### Provided material
-----

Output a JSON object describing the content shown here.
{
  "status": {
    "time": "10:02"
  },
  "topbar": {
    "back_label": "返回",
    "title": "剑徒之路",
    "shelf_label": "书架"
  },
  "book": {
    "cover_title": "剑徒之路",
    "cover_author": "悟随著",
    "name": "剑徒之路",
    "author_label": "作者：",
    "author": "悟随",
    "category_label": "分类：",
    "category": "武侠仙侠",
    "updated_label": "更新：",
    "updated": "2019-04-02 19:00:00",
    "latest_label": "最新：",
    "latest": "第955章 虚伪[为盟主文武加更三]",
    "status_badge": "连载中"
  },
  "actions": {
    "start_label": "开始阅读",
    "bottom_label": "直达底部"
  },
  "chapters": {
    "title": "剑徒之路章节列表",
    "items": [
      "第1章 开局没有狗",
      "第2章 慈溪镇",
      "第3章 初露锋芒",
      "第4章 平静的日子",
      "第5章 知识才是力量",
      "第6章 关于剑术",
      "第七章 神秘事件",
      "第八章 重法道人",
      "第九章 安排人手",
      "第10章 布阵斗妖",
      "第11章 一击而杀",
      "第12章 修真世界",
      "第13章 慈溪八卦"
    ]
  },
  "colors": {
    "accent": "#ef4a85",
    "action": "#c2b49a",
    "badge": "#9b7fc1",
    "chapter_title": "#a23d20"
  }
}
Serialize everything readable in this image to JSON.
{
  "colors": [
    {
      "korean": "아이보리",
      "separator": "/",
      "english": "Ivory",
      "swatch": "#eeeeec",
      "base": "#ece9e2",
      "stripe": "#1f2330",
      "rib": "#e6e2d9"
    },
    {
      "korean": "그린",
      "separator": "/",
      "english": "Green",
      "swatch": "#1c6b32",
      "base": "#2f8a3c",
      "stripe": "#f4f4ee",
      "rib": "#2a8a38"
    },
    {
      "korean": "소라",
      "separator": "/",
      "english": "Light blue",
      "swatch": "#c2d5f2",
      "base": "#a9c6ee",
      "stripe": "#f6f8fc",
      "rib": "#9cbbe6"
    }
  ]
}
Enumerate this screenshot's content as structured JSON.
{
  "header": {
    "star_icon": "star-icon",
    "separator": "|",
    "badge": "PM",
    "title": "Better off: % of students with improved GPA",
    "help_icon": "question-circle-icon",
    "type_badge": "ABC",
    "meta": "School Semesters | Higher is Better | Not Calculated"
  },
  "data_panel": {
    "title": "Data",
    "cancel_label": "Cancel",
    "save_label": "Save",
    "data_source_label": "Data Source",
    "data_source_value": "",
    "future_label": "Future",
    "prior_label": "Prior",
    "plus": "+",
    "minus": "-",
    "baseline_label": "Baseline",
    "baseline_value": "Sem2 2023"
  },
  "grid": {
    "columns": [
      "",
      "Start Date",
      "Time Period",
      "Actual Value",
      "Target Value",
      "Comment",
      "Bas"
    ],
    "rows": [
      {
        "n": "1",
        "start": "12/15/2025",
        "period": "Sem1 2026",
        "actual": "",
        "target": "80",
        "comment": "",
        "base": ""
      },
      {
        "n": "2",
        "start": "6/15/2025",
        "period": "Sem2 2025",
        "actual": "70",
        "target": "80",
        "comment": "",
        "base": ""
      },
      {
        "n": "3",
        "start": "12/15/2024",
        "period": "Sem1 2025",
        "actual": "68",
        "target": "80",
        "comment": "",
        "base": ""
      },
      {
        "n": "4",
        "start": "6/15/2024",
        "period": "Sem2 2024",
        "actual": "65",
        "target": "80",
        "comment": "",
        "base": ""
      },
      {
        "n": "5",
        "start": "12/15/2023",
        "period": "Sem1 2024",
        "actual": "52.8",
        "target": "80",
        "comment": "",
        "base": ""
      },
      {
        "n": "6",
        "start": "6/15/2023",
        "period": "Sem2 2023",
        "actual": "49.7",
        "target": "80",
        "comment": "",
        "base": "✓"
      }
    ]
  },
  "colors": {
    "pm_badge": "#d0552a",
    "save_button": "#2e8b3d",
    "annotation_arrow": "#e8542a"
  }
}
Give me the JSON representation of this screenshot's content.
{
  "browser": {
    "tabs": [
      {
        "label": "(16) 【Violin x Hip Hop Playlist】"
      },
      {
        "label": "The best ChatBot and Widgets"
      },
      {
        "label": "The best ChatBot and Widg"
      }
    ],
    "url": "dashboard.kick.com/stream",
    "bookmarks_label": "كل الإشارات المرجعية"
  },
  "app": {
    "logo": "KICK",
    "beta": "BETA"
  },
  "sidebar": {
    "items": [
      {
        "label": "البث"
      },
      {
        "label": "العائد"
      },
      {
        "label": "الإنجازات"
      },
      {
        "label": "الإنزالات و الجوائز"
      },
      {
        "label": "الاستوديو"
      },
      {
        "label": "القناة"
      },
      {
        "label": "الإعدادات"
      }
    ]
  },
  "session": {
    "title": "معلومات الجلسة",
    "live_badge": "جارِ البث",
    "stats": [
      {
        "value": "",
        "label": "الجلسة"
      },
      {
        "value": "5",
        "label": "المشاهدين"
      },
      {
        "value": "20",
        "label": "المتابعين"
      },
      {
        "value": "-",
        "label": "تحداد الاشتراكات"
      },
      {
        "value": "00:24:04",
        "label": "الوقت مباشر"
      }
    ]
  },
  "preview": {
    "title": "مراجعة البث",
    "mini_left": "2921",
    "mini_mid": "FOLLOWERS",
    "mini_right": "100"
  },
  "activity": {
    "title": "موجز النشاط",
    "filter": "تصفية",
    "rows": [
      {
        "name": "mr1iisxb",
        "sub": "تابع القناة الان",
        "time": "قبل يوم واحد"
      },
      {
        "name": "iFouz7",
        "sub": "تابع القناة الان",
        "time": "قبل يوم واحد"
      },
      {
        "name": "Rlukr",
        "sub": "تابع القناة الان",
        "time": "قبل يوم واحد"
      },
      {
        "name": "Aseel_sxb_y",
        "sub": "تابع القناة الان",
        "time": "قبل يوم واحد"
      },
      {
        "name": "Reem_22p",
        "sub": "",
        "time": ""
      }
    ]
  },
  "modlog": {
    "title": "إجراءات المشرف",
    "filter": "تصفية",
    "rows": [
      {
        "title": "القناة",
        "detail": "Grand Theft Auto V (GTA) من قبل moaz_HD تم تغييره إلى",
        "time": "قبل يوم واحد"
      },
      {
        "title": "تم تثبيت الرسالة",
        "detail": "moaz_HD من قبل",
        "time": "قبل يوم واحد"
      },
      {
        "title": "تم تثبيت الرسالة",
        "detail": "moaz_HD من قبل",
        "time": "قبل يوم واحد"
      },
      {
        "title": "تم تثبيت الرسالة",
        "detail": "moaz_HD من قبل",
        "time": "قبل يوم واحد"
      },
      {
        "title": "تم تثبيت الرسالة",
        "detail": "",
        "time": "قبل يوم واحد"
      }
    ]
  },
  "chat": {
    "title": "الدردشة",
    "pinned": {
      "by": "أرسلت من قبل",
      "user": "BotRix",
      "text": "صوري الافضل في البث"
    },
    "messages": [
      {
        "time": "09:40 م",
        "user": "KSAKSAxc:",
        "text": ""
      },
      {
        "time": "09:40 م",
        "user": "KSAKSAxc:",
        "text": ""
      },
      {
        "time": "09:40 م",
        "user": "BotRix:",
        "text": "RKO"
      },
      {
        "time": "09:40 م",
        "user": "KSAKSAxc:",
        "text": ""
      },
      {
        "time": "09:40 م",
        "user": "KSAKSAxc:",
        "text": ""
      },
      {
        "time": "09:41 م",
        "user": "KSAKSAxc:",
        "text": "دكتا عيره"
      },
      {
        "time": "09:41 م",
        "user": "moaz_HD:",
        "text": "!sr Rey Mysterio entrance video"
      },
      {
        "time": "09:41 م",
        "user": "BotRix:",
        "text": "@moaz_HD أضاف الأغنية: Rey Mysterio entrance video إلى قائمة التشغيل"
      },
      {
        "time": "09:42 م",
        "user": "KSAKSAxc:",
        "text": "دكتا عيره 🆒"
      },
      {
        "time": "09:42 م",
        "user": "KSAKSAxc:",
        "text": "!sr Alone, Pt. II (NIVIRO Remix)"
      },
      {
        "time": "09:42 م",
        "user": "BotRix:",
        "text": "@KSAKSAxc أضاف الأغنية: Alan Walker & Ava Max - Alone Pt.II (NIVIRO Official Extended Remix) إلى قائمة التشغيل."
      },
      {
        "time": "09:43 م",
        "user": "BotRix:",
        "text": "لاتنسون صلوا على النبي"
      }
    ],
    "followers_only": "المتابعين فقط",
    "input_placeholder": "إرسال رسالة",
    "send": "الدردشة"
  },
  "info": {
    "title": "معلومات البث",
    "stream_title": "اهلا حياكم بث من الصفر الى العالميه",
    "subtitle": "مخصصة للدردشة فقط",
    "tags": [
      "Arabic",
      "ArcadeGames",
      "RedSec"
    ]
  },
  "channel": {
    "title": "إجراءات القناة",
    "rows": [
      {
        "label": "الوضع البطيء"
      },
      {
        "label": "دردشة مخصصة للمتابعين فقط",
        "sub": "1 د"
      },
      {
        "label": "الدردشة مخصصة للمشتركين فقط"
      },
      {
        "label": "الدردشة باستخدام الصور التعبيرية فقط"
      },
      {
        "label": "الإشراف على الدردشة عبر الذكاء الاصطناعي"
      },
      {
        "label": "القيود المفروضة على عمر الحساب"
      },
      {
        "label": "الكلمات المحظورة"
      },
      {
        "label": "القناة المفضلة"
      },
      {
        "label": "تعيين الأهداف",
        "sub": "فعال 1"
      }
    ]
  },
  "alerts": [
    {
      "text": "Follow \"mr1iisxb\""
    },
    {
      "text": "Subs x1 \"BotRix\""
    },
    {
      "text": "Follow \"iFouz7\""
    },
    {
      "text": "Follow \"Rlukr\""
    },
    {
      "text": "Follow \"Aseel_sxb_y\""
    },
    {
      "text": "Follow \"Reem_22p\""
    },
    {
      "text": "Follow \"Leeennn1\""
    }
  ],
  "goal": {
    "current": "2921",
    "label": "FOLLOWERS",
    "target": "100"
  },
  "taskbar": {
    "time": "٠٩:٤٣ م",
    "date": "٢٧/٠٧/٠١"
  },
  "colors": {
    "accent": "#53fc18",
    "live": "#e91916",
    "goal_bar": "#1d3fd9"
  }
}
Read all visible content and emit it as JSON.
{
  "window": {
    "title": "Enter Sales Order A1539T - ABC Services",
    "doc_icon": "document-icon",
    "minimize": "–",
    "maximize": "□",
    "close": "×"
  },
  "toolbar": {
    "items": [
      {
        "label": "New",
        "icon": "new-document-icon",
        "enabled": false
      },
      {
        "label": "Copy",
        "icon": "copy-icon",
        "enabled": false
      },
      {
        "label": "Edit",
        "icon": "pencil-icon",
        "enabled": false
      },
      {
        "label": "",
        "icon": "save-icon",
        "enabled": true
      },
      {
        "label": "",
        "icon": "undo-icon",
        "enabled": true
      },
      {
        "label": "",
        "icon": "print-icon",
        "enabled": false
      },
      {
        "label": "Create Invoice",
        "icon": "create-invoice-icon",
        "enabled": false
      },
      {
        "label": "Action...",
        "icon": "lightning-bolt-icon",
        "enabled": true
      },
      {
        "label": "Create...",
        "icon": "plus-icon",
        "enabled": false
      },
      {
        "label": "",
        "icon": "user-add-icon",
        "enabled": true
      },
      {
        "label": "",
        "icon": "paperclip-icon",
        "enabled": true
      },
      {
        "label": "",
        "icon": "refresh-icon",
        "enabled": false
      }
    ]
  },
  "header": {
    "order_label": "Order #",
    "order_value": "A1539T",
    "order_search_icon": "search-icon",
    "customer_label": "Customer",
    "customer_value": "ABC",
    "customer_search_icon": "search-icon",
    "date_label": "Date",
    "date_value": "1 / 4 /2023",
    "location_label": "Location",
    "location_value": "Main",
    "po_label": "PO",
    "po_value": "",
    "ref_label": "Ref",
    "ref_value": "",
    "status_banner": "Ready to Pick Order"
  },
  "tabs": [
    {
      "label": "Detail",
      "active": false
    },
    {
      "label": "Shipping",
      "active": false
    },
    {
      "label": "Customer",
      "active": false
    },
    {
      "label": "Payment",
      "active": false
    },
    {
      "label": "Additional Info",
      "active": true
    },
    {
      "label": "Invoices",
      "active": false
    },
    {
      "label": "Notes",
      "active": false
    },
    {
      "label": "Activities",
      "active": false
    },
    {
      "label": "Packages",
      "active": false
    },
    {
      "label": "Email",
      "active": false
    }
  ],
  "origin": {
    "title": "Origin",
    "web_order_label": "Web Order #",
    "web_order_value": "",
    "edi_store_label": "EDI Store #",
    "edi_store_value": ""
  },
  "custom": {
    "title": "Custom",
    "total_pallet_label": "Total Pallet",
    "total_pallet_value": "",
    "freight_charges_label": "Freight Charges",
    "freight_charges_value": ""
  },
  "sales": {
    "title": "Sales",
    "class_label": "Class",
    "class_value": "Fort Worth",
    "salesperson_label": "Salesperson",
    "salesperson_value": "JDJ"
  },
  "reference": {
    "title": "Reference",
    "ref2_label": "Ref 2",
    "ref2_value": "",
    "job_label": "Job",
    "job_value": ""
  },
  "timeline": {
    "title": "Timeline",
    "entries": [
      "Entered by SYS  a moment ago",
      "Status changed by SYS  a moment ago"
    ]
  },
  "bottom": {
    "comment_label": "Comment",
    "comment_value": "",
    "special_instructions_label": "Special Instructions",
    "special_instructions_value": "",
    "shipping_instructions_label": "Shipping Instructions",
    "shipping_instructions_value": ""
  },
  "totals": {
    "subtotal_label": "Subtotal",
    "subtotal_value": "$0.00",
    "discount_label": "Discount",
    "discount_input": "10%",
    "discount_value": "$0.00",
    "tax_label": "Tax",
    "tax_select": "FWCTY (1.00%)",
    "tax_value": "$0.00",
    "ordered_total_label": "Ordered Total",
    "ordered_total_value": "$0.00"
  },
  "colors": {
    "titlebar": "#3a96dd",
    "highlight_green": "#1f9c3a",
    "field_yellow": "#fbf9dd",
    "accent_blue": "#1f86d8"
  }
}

-----

### Given exercise
Copy, from the material above, each line in which the string "الدردشة" occurs.

### Solution to the problem
    "title": "الدردشة",
    "send": "الدردشة"
        "label": "الدردشة مخصصة للمشتركين فقط"
        "label": "الدردشة باستخدام الصور التعبيرية فقط"
        "label": "الإشراف على الدردشة عبر الذكاء الاصطناعي"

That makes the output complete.